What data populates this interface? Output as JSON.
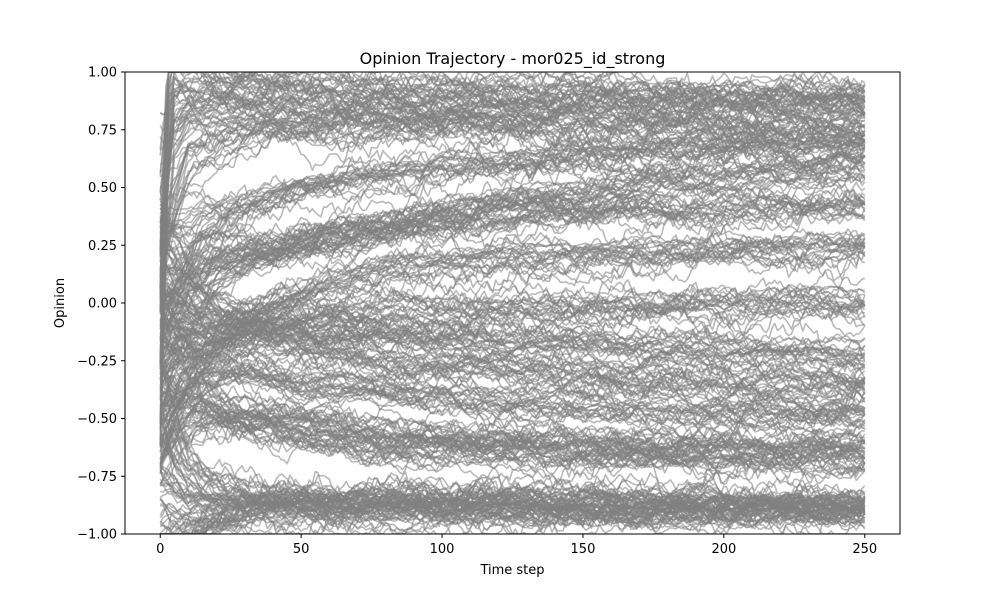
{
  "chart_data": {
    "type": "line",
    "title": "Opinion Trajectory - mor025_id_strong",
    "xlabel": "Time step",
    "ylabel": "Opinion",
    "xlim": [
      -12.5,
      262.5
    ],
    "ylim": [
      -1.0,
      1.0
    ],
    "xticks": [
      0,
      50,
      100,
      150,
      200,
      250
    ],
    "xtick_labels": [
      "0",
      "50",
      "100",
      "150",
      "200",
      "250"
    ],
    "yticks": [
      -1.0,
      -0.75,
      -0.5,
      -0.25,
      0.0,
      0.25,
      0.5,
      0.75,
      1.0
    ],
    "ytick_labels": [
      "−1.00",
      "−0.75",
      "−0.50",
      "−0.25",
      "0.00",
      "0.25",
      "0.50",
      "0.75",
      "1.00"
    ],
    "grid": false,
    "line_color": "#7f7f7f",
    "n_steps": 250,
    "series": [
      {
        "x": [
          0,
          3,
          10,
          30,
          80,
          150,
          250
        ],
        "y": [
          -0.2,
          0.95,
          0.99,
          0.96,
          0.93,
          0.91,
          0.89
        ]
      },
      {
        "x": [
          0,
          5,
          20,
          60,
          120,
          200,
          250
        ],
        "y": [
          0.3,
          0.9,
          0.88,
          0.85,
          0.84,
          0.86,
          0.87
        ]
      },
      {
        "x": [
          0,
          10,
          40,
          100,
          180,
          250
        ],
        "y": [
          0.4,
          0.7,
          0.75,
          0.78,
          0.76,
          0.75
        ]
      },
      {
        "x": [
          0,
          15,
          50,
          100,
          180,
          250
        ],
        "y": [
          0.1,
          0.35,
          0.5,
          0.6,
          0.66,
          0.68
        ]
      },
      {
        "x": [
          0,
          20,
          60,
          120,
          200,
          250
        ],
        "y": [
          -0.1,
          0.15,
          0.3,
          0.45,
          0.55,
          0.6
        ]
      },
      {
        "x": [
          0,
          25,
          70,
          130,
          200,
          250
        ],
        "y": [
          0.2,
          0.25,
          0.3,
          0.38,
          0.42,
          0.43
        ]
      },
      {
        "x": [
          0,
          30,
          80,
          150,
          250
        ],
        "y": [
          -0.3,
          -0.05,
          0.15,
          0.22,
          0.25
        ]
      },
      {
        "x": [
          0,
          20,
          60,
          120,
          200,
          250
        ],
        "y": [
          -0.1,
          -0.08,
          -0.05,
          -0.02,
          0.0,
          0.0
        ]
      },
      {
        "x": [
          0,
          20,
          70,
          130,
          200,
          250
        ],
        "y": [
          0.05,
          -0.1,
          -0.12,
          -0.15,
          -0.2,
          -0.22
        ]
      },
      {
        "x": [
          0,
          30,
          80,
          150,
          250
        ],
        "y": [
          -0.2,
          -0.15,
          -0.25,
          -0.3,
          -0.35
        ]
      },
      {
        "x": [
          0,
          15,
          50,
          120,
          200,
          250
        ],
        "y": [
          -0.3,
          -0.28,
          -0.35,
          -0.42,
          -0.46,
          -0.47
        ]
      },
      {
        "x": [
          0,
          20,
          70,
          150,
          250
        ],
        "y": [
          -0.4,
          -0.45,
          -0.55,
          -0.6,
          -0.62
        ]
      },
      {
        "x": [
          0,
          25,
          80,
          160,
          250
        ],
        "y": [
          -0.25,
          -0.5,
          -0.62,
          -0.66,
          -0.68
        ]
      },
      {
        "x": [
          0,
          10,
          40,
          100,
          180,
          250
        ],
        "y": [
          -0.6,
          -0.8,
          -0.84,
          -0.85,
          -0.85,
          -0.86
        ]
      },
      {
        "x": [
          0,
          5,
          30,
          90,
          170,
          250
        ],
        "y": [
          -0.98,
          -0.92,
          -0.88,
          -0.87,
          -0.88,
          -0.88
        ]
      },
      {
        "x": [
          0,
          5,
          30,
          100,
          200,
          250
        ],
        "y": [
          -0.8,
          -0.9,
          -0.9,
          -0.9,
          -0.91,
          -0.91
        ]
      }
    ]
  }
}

--

• Task prompt: Using the listing above, show each line holding the string "Opinion".

• The answer:
    "title": "Opinion Trajectory - mor025_id_strong",
    "ylabel": "Opinion",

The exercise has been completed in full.